Written instruction: Restate the entries word for word, omitting nothing.
----------------
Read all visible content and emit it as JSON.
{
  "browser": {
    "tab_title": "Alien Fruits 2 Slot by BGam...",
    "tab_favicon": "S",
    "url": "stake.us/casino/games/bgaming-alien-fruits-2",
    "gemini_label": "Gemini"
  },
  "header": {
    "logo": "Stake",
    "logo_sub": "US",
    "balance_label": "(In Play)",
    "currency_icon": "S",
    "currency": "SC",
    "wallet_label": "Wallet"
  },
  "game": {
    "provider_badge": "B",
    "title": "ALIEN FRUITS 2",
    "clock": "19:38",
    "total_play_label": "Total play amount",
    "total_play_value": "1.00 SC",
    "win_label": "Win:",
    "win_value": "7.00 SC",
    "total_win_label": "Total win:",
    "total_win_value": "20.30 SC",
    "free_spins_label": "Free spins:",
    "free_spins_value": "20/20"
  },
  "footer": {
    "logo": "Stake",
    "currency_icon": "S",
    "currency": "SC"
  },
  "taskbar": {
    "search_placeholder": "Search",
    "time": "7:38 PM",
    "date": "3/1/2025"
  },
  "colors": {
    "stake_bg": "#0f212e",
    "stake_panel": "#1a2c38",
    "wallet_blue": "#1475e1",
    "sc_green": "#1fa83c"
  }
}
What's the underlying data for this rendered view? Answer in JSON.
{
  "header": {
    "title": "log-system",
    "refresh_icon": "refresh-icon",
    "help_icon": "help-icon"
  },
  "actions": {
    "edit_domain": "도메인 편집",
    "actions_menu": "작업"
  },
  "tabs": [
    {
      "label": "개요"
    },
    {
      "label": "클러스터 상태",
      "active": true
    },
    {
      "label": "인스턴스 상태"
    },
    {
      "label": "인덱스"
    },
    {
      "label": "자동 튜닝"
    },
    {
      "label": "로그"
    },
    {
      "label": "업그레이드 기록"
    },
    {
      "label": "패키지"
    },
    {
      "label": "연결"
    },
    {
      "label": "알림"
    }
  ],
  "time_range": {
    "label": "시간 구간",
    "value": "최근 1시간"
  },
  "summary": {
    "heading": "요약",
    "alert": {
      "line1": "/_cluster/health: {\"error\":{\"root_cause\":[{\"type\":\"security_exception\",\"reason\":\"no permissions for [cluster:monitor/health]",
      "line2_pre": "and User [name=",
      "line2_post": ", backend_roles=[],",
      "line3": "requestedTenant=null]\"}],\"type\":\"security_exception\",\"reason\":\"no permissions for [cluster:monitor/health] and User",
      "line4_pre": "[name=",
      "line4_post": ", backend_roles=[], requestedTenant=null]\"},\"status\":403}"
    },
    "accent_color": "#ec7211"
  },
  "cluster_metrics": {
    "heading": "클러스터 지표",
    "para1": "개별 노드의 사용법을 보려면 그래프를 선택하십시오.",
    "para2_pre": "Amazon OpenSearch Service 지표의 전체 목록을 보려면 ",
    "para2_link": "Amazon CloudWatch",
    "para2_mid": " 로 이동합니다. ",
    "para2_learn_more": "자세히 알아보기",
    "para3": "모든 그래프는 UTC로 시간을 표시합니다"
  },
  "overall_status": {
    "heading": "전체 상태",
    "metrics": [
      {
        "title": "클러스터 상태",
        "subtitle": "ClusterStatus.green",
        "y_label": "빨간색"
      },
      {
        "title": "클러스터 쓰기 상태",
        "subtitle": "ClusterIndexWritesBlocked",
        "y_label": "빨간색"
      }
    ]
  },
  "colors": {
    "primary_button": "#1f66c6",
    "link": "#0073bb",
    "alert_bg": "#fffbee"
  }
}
----------------
Problem solution:
Read all visible content and emit it as JSON.
{
  "browser": {
    "tab_title": "Alien Fruits 2 Slot by BGam...",
    "tab_favicon": "S",
    "url": "stake.us/casino/games/bgaming-alien-fruits-2",
    "gemini_label": "Gemini"
  },
  "header": {
    "logo": "Stake",
    "logo_sub": "US",
    "balance_label": "(In Play)",
    "currency_icon": "S",
    "currency": "SC",
    "wallet_label": "Wallet"
  },
  "game": {
    "provider_badge": "B",
    "title": "ALIEN FRUITS 2",
    "clock": "19:38",
    "total_play_label": "Total play amount",
    "total_play_value": "1.00 SC",
    "win_label": "Win:",
    "win_value": "7.00 SC",
    "total_win_label": "Total win:",
    "total_win_value": "20.30 SC",
    "free_spins_label": "Free spins:",
    "free_spins_value": "20/20"
  },
  "footer": {
    "logo": "Stake",
    "currency_icon": "S",
    "currency": "SC"
  },
  "taskbar": {
    "search_placeholder": "Search",
    "time": "7:38 PM",
    "date": "3/1/2025"
  },
  "colors": {
    "stake_bg": "#0f212e",
    "stake_panel": "#1a2c38",
    "wallet_blue": "#1475e1",
    "sc_green": "#1fa83c"
  }
}
What's the underlying data for this rendered view? Answer in JSON.
{
  "header": {
    "title": "log-system",
    "refresh_icon": "refresh-icon",
    "help_icon": "help-icon"
  },
  "actions": {
    "edit_domain": "도메인 편집",
    "actions_menu": "작업"
  },
  "tabs": [
    {
      "label": "개요"
    },
    {
      "label": "클러스터 상태",
      "active": true
    },
    {
      "label": "인스턴스 상태"
    },
    {
      "label": "인덱스"
    },
    {
      "label": "자동 튜닝"
    },
    {
      "label": "로그"
    },
    {
      "label": "업그레이드 기록"
    },
    {
      "label": "패키지"
    },
    {
      "label": "연결"
    },
    {
      "label": "알림"
    }
  ],
  "time_range": {
    "label": "시간 구간",
    "value": "최근 1시간"
  },
  "summary": {
    "heading": "요약",
    "alert": {
      "line1": "/_cluster/health: {\"error\":{\"root_cause\":[{\"type\":\"security_exception\",\"reason\":\"no permissions for [cluster:monitor/health]",
      "line2_pre": "and User [name=",
      "line2_post": ", backend_roles=[],",
      "line3": "requestedTenant=null]\"}],\"type\":\"security_exception\",\"reason\":\"no permissions for [cluster:monitor/health] and User",
      "line4_pre": "[name=",
      "line4_post": ", backend_roles=[], requestedTenant=null]\"},\"status\":403}"
    },
    "accent_color": "#ec7211"
  },
  "cluster_metrics": {
    "heading": "클러스터 지표",
    "para1": "개별 노드의 사용법을 보려면 그래프를 선택하십시오.",
    "para2_pre": "Amazon OpenSearch Service 지표의 전체 목록을 보려면 ",
    "para2_link": "Amazon CloudWatch",
    "para2_mid": " 로 이동합니다. ",
    "para2_learn_more": "자세히 알아보기",
    "para3": "모든 그래프는 UTC로 시간을 표시합니다"
  },
  "overall_status": {
    "heading": "전체 상태",
    "metrics": [
      {
        "title": "클러스터 상태",
        "subtitle": "ClusterStatus.green",
        "y_label": "빨간색"
      },
      {
        "title": "클러스터 쓰기 상태",
        "subtitle": "ClusterIndexWritesBlocked",
        "y_label": "빨간색"
      }
    ]
  },
  "colors": {
    "primary_button": "#1f66c6",
    "link": "#0073bb",
    "alert_bg": "#fffbee"
  }
}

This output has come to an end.